Task to carry out
Give the data below again exactly as written, without its pictures.

[Stored items]
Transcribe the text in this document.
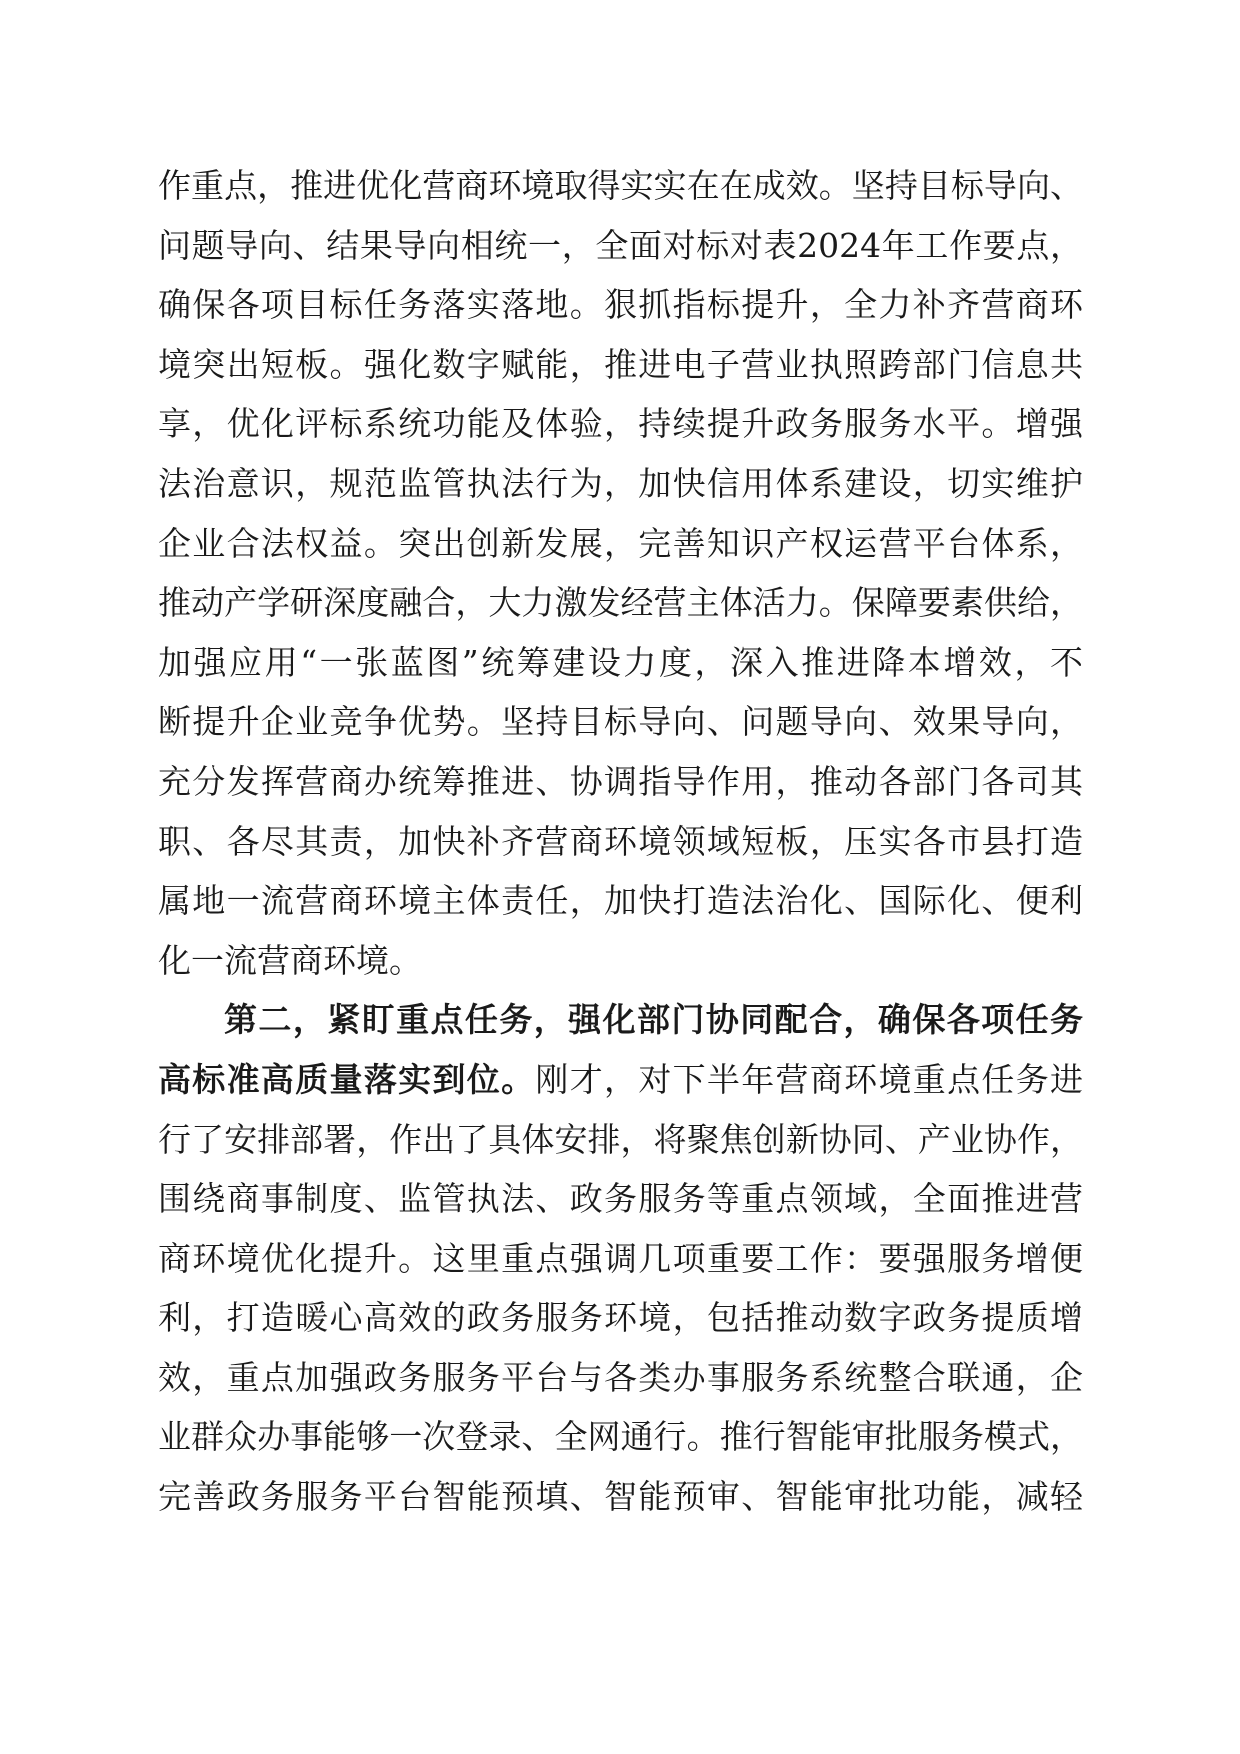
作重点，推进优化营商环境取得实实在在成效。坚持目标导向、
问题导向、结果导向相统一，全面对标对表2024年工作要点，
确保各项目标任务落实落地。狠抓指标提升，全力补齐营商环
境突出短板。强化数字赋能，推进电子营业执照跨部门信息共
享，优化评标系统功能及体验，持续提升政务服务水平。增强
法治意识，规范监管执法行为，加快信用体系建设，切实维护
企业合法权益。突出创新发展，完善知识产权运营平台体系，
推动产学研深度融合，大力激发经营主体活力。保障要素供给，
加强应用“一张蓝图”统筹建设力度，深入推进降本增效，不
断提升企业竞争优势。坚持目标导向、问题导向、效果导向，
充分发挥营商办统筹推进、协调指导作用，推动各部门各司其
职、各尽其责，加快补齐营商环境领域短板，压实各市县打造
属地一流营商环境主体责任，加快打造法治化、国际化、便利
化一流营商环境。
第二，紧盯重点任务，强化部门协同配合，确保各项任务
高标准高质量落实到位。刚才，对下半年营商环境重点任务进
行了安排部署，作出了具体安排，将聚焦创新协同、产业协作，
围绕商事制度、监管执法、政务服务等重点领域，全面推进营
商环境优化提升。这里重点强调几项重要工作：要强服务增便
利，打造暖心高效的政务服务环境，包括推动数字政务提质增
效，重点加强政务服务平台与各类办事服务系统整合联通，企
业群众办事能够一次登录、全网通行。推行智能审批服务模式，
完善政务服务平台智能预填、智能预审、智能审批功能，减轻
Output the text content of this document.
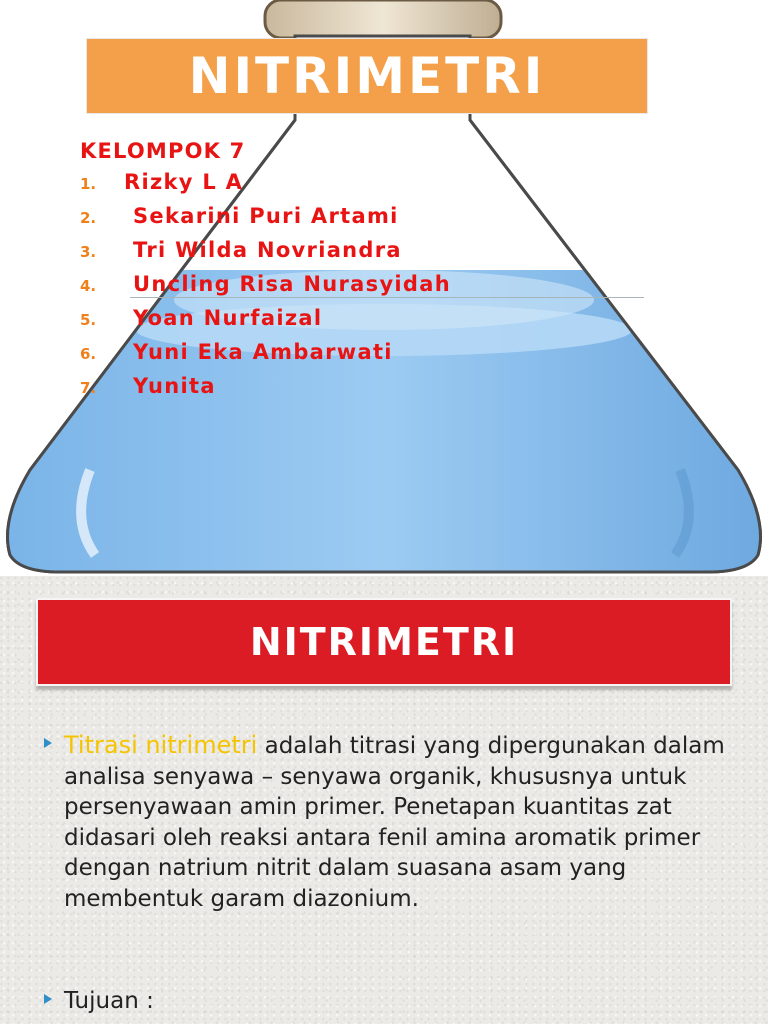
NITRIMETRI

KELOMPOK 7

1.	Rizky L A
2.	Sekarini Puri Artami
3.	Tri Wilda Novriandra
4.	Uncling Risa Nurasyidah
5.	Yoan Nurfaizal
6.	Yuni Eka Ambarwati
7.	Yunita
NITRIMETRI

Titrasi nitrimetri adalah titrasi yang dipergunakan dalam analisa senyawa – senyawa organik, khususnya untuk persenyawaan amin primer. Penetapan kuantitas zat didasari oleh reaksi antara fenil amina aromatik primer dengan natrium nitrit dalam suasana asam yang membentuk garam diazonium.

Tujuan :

Completed task
Transcribe the text in this document.
作重点，推进优化营商环境取得实实在在成效。坚持目标导向、
问题导向、结果导向相统一，全面对标对表2024年工作要点，
确保各项目标任务落实落地。狠抓指标提升，全力补齐营商环
境突出短板。强化数字赋能，推进电子营业执照跨部门信息共
享，优化评标系统功能及体验，持续提升政务服务水平。增强
法治意识，规范监管执法行为，加快信用体系建设，切实维护
企业合法权益。突出创新发展，完善知识产权运营平台体系，
推动产学研深度融合，大力激发经营主体活力。保障要素供给，
加强应用“一张蓝图”统筹建设力度，深入推进降本增效，不
断提升企业竞争优势。坚持目标导向、问题导向、效果导向，
充分发挥营商办统筹推进、协调指导作用，推动各部门各司其
职、各尽其责，加快补齐营商环境领域短板，压实各市县打造
属地一流营商环境主体责任，加快打造法治化、国际化、便利
化一流营商环境。
第二，紧盯重点任务，强化部门协同配合，确保各项任务
高标准高质量落实到位。刚才，对下半年营商环境重点任务进
行了安排部署，作出了具体安排，将聚焦创新协同、产业协作，
围绕商事制度、监管执法、政务服务等重点领域，全面推进营
商环境优化提升。这里重点强调几项重要工作：要强服务增便
利，打造暖心高效的政务服务环境，包括推动数字政务提质增
效，重点加强政务服务平台与各类办事服务系统整合联通，企
业群众办事能够一次登录、全网通行。推行智能审批服务模式，
完善政务服务平台智能预填、智能预审、智能审批功能，减轻
Output the text content of this document.
NITRIMETRI

KELOMPOK 7

1.	Rizky L A
2.	Sekarini Puri Artami
3.	Tri Wilda Novriandra
4.	Uncling Risa Nurasyidah
5.	Yoan Nurfaizal
6.	Yuni Eka Ambarwati
7.	Yunita
NITRIMETRI

Titrasi nitrimetri adalah titrasi yang dipergunakan dalam analisa senyawa – senyawa organik, khususnya untuk persenyawaan amin primer. Penetapan kuantitas zat didasari oleh reaksi antara fenil amina aromatik primer dengan natrium nitrit dalam suasana asam yang membentuk garam diazonium.

Tujuan :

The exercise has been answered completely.